— Start of Data to use —
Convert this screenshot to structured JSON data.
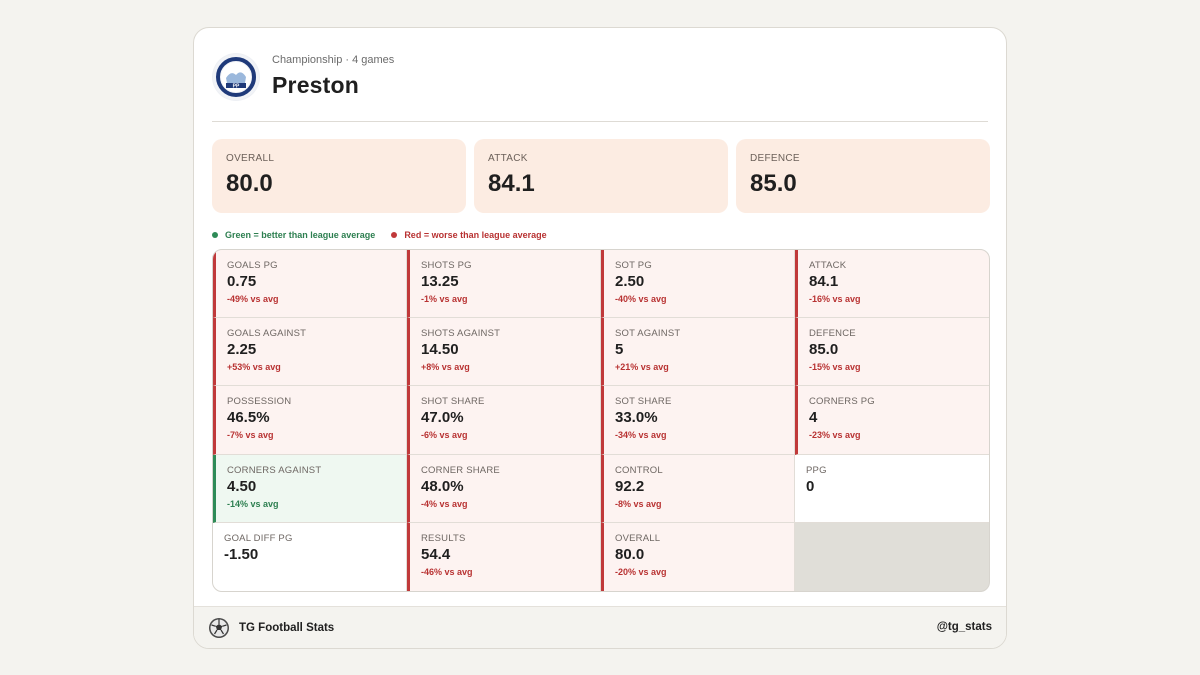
{
  "header": {
    "subtitle": "Championship · 4 games",
    "team_name": "Preston",
    "crest_initials": "PP"
  },
  "summary": [
    {
      "label": "OVERALL",
      "value": "80.0"
    },
    {
      "label": "ATTACK",
      "value": "84.1"
    },
    {
      "label": "DEFENCE",
      "value": "85.0"
    }
  ],
  "legend": {
    "green": "Green = better than league average",
    "red": "Red = worse than league average",
    "colors": {
      "green": "#2e8b57",
      "red": "#c0393a"
    }
  },
  "stats": [
    {
      "label": "GOALS PG",
      "value": "0.75",
      "delta": "-49% vs avg",
      "status": "worse"
    },
    {
      "label": "SHOTS PG",
      "value": "13.25",
      "delta": "-1% vs avg",
      "status": "worse"
    },
    {
      "label": "SOT PG",
      "value": "2.50",
      "delta": "-40% vs avg",
      "status": "worse"
    },
    {
      "label": "ATTACK",
      "value": "84.1",
      "delta": "-16% vs avg",
      "status": "worse"
    },
    {
      "label": "GOALS AGAINST",
      "value": "2.25",
      "delta": "+53% vs avg",
      "status": "worse"
    },
    {
      "label": "SHOTS AGAINST",
      "value": "14.50",
      "delta": "+8% vs avg",
      "status": "worse"
    },
    {
      "label": "SOT AGAINST",
      "value": "5",
      "delta": "+21% vs avg",
      "status": "worse"
    },
    {
      "label": "DEFENCE",
      "value": "85.0",
      "delta": "-15% vs avg",
      "status": "worse"
    },
    {
      "label": "POSSESSION",
      "value": "46.5%",
      "delta": "-7% vs avg",
      "status": "worse"
    },
    {
      "label": "SHOT SHARE",
      "value": "47.0%",
      "delta": "-6% vs avg",
      "status": "worse"
    },
    {
      "label": "SOT SHARE",
      "value": "33.0%",
      "delta": "-34% vs avg",
      "status": "worse"
    },
    {
      "label": "CORNERS PG",
      "value": "4",
      "delta": "-23% vs avg",
      "status": "worse"
    },
    {
      "label": "CORNERS AGAINST",
      "value": "4.50",
      "delta": "-14% vs avg",
      "status": "better"
    },
    {
      "label": "CORNER SHARE",
      "value": "48.0%",
      "delta": "-4% vs avg",
      "status": "worse"
    },
    {
      "label": "CONTROL",
      "value": "92.2",
      "delta": "-8% vs avg",
      "status": "worse"
    },
    {
      "label": "PPG",
      "value": "0",
      "delta": "",
      "status": "neutral"
    },
    {
      "label": "GOAL DIFF PG",
      "value": "-1.50",
      "delta": "",
      "status": "neutral"
    },
    {
      "label": "RESULTS",
      "value": "54.4",
      "delta": "-46% vs avg",
      "status": "worse"
    },
    {
      "label": "OVERALL",
      "value": "80.0",
      "delta": "-20% vs avg",
      "status": "worse"
    },
    {
      "label": "",
      "value": "",
      "delta": "",
      "status": "empty"
    }
  ],
  "footer": {
    "brand": "TG Football Stats",
    "handle": "@tg_stats"
  }
}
— End of Data to use —
Exercise goal: Pictures are not part of the copy; reproduce everything else in the records exactly.

Output of the exercise:
Convert this screenshot to structured JSON data.
{
  "header": {
    "subtitle": "Championship · 4 games",
    "team_name": "Preston",
    "crest_initials": "PP"
  },
  "summary": [
    {
      "label": "OVERALL",
      "value": "80.0"
    },
    {
      "label": "ATTACK",
      "value": "84.1"
    },
    {
      "label": "DEFENCE",
      "value": "85.0"
    }
  ],
  "legend": {
    "green": "Green = better than league average",
    "red": "Red = worse than league average",
    "colors": {
      "green": "#2e8b57",
      "red": "#c0393a"
    }
  },
  "stats": [
    {
      "label": "GOALS PG",
      "value": "0.75",
      "delta": "-49% vs avg",
      "status": "worse"
    },
    {
      "label": "SHOTS PG",
      "value": "13.25",
      "delta": "-1% vs avg",
      "status": "worse"
    },
    {
      "label": "SOT PG",
      "value": "2.50",
      "delta": "-40% vs avg",
      "status": "worse"
    },
    {
      "label": "ATTACK",
      "value": "84.1",
      "delta": "-16% vs avg",
      "status": "worse"
    },
    {
      "label": "GOALS AGAINST",
      "value": "2.25",
      "delta": "+53% vs avg",
      "status": "worse"
    },
    {
      "label": "SHOTS AGAINST",
      "value": "14.50",
      "delta": "+8% vs avg",
      "status": "worse"
    },
    {
      "label": "SOT AGAINST",
      "value": "5",
      "delta": "+21% vs avg",
      "status": "worse"
    },
    {
      "label": "DEFENCE",
      "value": "85.0",
      "delta": "-15% vs avg",
      "status": "worse"
    },
    {
      "label": "POSSESSION",
      "value": "46.5%",
      "delta": "-7% vs avg",
      "status": "worse"
    },
    {
      "label": "SHOT SHARE",
      "value": "47.0%",
      "delta": "-6% vs avg",
      "status": "worse"
    },
    {
      "label": "SOT SHARE",
      "value": "33.0%",
      "delta": "-34% vs avg",
      "status": "worse"
    },
    {
      "label": "CORNERS PG",
      "value": "4",
      "delta": "-23% vs avg",
      "status": "worse"
    },
    {
      "label": "CORNERS AGAINST",
      "value": "4.50",
      "delta": "-14% vs avg",
      "status": "better"
    },
    {
      "label": "CORNER SHARE",
      "value": "48.0%",
      "delta": "-4% vs avg",
      "status": "worse"
    },
    {
      "label": "CONTROL",
      "value": "92.2",
      "delta": "-8% vs avg",
      "status": "worse"
    },
    {
      "label": "PPG",
      "value": "0",
      "delta": "",
      "status": "neutral"
    },
    {
      "label": "GOAL DIFF PG",
      "value": "-1.50",
      "delta": "",
      "status": "neutral"
    },
    {
      "label": "RESULTS",
      "value": "54.4",
      "delta": "-46% vs avg",
      "status": "worse"
    },
    {
      "label": "OVERALL",
      "value": "80.0",
      "delta": "-20% vs avg",
      "status": "worse"
    },
    {
      "label": "",
      "value": "",
      "delta": "",
      "status": "empty"
    }
  ],
  "footer": {
    "brand": "TG Football Stats",
    "handle": "@tg_stats"
  }
}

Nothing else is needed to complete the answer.